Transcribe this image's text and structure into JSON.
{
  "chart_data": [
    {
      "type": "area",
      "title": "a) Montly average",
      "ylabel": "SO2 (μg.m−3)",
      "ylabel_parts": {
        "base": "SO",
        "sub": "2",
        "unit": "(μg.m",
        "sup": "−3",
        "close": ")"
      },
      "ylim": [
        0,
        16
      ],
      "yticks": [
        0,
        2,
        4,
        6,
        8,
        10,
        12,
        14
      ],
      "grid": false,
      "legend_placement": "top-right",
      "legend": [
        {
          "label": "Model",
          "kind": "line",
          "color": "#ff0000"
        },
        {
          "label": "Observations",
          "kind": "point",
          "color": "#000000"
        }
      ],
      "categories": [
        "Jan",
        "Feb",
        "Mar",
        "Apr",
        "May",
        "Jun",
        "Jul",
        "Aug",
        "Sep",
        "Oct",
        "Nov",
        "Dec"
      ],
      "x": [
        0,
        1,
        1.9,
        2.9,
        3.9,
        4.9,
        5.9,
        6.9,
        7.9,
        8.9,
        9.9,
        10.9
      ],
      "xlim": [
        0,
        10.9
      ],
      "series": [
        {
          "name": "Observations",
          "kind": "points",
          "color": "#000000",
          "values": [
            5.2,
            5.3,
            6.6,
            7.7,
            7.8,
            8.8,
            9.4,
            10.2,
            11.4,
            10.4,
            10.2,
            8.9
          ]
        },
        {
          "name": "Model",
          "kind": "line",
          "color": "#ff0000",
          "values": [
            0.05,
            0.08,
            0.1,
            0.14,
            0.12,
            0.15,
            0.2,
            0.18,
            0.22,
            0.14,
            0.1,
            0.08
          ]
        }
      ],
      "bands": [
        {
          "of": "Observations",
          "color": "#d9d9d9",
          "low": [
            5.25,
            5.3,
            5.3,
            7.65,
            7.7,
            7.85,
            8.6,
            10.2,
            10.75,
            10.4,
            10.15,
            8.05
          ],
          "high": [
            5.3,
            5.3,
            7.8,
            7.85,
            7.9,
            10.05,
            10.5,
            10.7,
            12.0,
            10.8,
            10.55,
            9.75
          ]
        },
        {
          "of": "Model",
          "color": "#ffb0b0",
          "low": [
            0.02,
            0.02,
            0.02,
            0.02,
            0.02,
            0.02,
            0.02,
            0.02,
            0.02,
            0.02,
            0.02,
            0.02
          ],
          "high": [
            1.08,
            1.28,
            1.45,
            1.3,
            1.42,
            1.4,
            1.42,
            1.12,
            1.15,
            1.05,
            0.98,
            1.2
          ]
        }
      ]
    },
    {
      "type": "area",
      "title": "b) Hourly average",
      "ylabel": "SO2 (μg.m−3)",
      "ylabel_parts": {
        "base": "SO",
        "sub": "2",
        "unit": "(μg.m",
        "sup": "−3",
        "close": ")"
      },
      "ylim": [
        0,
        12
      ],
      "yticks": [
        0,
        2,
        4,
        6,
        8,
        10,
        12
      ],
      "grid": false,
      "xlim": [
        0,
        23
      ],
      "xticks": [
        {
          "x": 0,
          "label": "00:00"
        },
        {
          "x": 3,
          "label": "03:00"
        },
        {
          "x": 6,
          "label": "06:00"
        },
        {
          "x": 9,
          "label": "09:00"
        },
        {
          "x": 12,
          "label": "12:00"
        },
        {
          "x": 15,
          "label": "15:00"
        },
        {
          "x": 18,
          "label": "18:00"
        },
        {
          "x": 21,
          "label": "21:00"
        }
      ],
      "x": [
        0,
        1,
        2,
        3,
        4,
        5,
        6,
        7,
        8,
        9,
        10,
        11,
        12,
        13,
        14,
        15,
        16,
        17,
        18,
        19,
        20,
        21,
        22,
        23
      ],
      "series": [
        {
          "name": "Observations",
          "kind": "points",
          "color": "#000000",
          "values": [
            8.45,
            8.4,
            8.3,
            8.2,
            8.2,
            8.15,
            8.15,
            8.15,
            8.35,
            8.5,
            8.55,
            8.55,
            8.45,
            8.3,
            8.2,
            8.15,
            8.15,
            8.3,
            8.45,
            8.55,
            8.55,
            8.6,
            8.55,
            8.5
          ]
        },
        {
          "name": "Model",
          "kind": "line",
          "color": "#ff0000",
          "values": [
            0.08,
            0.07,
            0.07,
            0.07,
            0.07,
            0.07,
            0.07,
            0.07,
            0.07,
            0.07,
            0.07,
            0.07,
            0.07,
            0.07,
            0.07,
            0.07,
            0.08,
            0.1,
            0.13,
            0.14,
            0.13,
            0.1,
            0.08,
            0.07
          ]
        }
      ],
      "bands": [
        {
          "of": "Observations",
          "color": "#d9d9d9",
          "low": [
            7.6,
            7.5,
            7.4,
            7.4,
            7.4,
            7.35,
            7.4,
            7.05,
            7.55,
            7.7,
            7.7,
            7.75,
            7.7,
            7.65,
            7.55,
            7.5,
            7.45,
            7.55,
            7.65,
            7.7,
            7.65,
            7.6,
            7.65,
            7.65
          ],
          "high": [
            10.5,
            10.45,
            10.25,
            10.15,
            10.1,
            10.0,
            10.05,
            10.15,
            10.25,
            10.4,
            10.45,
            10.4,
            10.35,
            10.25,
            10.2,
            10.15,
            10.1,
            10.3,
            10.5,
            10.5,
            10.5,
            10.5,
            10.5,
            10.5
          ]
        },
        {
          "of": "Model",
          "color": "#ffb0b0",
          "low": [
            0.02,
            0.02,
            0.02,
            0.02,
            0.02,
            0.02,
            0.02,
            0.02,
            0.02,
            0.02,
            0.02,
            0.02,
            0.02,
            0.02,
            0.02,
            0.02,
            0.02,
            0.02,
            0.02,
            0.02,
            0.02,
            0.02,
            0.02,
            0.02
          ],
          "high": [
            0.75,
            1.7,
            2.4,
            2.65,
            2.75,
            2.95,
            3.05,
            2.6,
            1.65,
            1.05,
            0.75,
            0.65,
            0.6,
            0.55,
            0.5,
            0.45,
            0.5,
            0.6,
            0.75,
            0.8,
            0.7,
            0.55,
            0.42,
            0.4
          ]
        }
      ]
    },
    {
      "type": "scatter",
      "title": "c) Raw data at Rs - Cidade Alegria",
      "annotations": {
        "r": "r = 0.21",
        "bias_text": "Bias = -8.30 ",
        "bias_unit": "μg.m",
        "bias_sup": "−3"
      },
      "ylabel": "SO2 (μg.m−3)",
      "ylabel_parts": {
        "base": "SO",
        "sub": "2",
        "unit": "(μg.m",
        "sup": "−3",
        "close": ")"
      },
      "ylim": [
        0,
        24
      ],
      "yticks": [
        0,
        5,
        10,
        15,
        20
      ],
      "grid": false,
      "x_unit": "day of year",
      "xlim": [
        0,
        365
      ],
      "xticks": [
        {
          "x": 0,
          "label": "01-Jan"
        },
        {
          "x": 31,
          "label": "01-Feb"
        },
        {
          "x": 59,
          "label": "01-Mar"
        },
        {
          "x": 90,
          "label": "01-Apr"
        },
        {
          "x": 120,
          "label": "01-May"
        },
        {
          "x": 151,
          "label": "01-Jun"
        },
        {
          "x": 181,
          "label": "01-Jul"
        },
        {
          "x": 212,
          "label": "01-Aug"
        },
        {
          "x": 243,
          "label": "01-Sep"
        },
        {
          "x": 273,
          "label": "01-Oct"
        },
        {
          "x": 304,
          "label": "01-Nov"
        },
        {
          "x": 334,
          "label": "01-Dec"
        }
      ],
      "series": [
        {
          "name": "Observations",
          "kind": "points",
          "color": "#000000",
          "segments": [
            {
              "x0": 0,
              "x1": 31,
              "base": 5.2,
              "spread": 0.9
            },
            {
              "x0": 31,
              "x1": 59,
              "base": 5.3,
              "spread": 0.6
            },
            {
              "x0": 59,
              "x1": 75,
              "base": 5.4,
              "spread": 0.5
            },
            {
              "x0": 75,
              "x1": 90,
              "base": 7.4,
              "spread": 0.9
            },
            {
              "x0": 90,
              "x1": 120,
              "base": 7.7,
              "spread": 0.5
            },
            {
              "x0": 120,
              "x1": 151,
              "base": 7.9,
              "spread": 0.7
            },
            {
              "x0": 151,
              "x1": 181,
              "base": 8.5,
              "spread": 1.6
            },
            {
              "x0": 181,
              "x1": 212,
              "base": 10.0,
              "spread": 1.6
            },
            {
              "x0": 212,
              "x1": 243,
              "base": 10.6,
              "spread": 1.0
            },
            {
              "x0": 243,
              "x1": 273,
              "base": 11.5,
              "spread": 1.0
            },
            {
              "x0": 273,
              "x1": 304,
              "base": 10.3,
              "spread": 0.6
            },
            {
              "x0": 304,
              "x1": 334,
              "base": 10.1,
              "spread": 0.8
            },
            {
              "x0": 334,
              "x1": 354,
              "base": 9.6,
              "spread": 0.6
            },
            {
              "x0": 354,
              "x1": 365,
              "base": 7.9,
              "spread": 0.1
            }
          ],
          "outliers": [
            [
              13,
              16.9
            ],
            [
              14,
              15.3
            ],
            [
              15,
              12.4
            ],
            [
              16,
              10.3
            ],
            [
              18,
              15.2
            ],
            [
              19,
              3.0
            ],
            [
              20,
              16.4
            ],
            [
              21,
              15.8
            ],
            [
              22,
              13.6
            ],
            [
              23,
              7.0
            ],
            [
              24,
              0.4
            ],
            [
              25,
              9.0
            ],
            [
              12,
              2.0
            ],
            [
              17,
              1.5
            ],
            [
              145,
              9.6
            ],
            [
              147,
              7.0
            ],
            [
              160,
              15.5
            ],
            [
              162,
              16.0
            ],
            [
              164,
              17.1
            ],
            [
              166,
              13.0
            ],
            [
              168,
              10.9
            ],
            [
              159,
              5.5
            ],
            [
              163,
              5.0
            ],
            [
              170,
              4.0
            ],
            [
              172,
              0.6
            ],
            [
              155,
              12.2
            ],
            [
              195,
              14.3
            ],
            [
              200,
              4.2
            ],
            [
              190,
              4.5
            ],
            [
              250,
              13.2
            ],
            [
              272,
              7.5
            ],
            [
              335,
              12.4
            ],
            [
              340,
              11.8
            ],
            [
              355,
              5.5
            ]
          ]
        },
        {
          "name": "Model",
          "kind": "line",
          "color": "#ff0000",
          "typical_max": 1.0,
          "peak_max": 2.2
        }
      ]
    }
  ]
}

⁂

--- Your task ---
Where a line above holds the string "title", show that line.

--- Exercise result ---
      "title": "a) Montly average",
      "title": "b) Hourly average",
      "title": "c) Raw data at Rs - Cidade Alegria",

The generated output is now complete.